- Document section -
--------------------------------------------------
Finally, I discovered that one can trigger an infinite loop by sending the
repeat message to a block, and I found that beautiful. Everything is an object in Smalltalk.
Finding Help Online
As much as I found GNU Smalltalk “traditional” (in the command-line sense of the world), my biggest problem while writing these first lines of Smalltalk was to find help. To put it bluntly, the official help pages are terrible.
I found The Terse Guide to Squeak to be the simplest and most complete cheatsheet I could find, and I found the answers to many issues directly in it. I totally recommend it.
Also, sadly, Smalltalk is not really a “mainstream” programming language these days (by which I understand a language used in industry by large numbers of developers.) At the time of this writing, the language does not appear in the TIOBE ranking page (not even in the “Next 50” list) nor in the PYPL ranking, and appears roughly in the middle of the graph of the RedMonk ranking without further mention. This does not mean that the Smalltalk language is not actually used in industry; I have heard from colleagues that many companies still use it. But of course, this might happen in orders of magnitude less often than with, say, Java.
--------------------------------------------------
- Directions -
1 > In the Smalltalk passage, substitute "endless loop" for "infinite loop" in everything from "Finally, I discovered" down to "pages are terrible.".
2 > Pick up the Smalltalk passage after its last sentence and carry it forward.
The items have no connection to the Smalltalk passage.

- Entries provided -
--------------------------------------------------
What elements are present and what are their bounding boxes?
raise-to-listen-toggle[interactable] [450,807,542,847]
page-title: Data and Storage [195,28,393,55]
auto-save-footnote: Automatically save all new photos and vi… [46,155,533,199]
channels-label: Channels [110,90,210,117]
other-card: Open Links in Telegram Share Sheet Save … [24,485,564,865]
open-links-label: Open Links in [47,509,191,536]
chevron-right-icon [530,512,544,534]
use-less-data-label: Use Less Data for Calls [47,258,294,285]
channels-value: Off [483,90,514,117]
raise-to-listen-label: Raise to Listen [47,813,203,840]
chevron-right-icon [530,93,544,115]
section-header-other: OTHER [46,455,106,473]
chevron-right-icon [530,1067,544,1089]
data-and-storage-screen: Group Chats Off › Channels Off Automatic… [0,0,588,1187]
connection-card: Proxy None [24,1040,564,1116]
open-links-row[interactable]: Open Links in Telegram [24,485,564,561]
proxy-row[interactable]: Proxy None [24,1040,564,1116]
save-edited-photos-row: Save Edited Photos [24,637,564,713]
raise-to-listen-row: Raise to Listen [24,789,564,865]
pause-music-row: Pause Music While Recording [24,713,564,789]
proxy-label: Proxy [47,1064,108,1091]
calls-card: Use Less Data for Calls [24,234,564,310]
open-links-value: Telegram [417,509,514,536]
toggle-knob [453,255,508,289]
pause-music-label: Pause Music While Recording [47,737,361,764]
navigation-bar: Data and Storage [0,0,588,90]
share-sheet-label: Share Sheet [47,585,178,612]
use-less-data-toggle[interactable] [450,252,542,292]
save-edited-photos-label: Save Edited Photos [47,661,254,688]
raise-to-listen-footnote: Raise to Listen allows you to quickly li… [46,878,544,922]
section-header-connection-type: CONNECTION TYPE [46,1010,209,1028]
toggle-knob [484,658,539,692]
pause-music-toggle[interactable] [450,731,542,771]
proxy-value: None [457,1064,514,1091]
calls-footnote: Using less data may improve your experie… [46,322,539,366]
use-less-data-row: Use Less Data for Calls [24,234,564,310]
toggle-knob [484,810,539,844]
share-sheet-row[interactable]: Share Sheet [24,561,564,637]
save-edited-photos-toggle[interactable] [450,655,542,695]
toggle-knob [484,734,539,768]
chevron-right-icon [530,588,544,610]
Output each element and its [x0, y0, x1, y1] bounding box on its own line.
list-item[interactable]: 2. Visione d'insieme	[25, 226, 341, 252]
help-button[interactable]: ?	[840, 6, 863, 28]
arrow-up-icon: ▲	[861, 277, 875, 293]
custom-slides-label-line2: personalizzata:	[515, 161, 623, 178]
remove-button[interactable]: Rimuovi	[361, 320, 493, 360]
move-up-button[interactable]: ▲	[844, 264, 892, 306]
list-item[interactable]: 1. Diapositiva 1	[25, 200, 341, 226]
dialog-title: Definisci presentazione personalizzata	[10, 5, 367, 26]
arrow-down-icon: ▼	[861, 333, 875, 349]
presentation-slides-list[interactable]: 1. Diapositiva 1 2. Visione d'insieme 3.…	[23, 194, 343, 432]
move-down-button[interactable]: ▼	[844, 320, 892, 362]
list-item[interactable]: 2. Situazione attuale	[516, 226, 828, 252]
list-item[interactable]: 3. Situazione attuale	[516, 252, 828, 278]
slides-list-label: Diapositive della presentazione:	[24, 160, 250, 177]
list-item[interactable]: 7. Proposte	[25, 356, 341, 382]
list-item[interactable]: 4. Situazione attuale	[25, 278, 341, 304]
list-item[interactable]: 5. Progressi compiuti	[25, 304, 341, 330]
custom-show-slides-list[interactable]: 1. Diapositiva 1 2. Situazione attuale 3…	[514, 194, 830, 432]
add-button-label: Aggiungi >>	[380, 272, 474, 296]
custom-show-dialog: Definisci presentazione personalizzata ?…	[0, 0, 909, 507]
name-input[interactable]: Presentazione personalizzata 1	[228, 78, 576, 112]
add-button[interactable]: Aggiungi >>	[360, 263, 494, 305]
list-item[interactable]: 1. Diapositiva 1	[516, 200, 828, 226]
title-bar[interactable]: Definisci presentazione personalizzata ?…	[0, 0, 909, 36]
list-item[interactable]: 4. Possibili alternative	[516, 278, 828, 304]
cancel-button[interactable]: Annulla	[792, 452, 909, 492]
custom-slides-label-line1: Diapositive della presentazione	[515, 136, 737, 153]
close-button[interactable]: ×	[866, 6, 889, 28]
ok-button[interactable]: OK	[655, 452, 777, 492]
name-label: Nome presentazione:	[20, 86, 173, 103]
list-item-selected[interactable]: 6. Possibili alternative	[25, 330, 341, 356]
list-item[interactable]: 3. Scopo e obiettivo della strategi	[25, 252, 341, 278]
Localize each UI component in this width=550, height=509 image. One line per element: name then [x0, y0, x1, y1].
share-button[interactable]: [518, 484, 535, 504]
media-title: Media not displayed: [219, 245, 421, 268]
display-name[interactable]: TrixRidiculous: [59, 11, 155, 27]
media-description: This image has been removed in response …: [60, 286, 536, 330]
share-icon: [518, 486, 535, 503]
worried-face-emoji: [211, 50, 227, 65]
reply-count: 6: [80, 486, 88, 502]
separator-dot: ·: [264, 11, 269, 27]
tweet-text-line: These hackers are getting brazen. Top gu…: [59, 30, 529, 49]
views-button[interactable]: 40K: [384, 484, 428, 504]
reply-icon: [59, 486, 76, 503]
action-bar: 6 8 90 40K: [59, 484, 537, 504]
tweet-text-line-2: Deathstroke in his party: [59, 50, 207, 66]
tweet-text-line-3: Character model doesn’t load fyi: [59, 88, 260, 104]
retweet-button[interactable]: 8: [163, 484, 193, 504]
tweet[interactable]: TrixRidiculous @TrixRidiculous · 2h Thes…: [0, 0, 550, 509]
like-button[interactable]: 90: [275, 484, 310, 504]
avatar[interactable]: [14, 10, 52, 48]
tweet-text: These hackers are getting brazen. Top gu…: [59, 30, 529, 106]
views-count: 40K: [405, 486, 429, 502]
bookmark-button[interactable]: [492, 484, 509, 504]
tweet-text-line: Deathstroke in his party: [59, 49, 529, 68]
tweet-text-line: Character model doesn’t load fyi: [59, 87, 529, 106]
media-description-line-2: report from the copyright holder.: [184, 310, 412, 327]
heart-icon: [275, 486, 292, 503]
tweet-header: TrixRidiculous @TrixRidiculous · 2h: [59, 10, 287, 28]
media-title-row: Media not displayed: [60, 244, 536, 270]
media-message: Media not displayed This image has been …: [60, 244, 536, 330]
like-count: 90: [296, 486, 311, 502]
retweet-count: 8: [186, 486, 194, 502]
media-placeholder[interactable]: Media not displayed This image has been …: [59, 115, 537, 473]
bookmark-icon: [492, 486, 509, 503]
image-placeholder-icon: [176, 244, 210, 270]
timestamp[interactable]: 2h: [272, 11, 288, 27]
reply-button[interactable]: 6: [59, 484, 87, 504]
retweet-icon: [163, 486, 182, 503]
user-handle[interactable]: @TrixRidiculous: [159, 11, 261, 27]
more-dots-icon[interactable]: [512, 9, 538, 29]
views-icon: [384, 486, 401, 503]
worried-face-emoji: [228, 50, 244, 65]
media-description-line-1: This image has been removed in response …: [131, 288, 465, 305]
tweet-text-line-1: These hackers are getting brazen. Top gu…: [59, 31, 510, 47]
--------------------------------------------------
- Answers -
1 >
Finally, I discovered that one can trigger an endless loop by sending the
repeat message to a block, and I found that beautiful. Everything is an object in Smalltalk.
Finding Help Online
As much as I found GNU Smalltalk “traditional” (in the command-line sense of the world), my biggest problem while writing these first lines of Smalltalk was to find help. To put it bluntly, the official help pages are terrible.

2 >
Papers & Books
Smalltalk is a very important language in the history of programming. I quickly re-read bits and pieces of the story of Smalltalk inside “Dealers of Lightning” by Michael Hiltzik (Harper Business, 2000) which tells the story of Xerox’s Palo Alto Research Center (PARC) where Smalltalk was created. I also re-read Alan Kay’s paper and presentation in Bergin & Gibson’s “History of Programming Languages, Volume 2” (Addison-Wesley Professional, 1996). The latter contains the proceedings of the second History of Programming Languages conference (HOPL II); there is a paper about Smalltalk to be presented in the upcoming HOPL IV conference by Daniel Ingalls.
Oh, and do not forget to read Byte Magazine’s August 1981 edition about Smalltalk, freely available online. It is a hallmark piece.
I found quite a few arrogant perspectives about Smalltalk on the web. I tend to dislike them. Smalltalk as a vehicle of expression does not need such attitude in its community. I would rather stay with Bret Victor’s compilation of documents around Smalltalk; the official list of papers and books in the Squeak documentation website; the complete collection of The Smalltalk Report online; the books about Pharo; a free e-book about GNU Smalltalk; and the list of freely available, out-of-print Smalltalk books compiled by Stéphane Ducasse.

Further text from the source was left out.